Some records:
__________________________________________________

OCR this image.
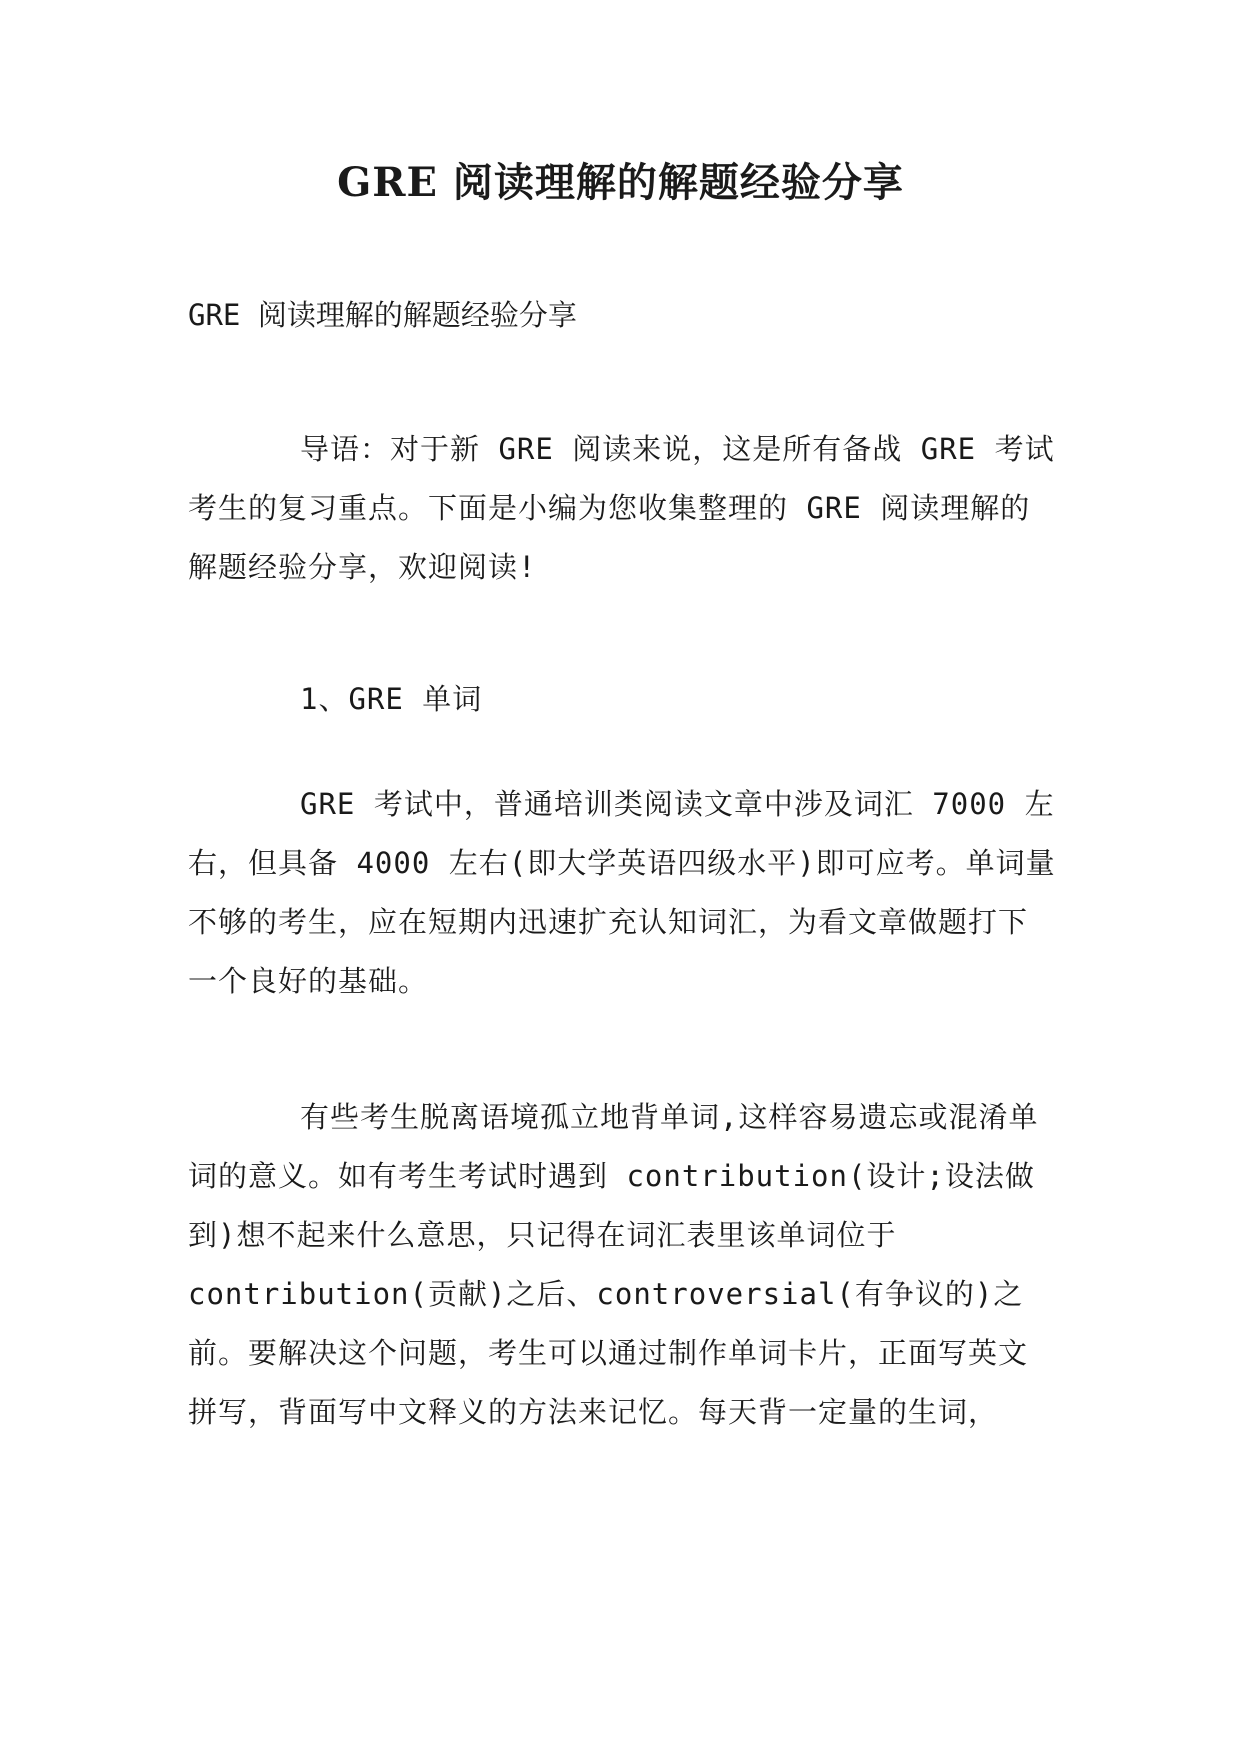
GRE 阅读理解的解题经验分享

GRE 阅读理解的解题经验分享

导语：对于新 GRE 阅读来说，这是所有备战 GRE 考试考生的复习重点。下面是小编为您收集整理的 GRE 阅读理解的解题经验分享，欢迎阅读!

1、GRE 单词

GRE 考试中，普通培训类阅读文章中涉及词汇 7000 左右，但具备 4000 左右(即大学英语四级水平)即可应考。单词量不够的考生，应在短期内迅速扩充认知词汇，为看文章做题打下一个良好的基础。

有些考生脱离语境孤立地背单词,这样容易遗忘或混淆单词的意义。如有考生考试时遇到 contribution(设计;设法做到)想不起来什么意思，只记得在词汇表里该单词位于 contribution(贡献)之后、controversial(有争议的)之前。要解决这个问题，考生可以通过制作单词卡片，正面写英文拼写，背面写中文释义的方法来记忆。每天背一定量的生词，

__________________________________________________

__Written instruction__. Every record above should be written out again exactly; the pictures stay out of the copy.

__The output__.
OCR this image.
GRE 阅读理解的解题经验分享

GRE 阅读理解的解题经验分享

导语：对于新 GRE 阅读来说，这是所有备战 GRE 考试考生的复习重点。下面是小编为您收集整理的 GRE 阅读理解的解题经验分享，欢迎阅读!

1、GRE 单词

GRE 考试中，普通培训类阅读文章中涉及词汇 7000 左右，但具备 4000 左右(即大学英语四级水平)即可应考。单词量不够的考生，应在短期内迅速扩充认知词汇，为看文章做题打下一个良好的基础。

有些考生脱离语境孤立地背单词,这样容易遗忘或混淆单词的意义。如有考生考试时遇到 contribution(设计;设法做到)想不起来什么意思，只记得在词汇表里该单词位于 contribution(贡献)之后、controversial(有争议的)之前。要解决这个问题，考生可以通过制作单词卡片，正面写英文拼写，背面写中文释义的方法来记忆。每天背一定量的生词，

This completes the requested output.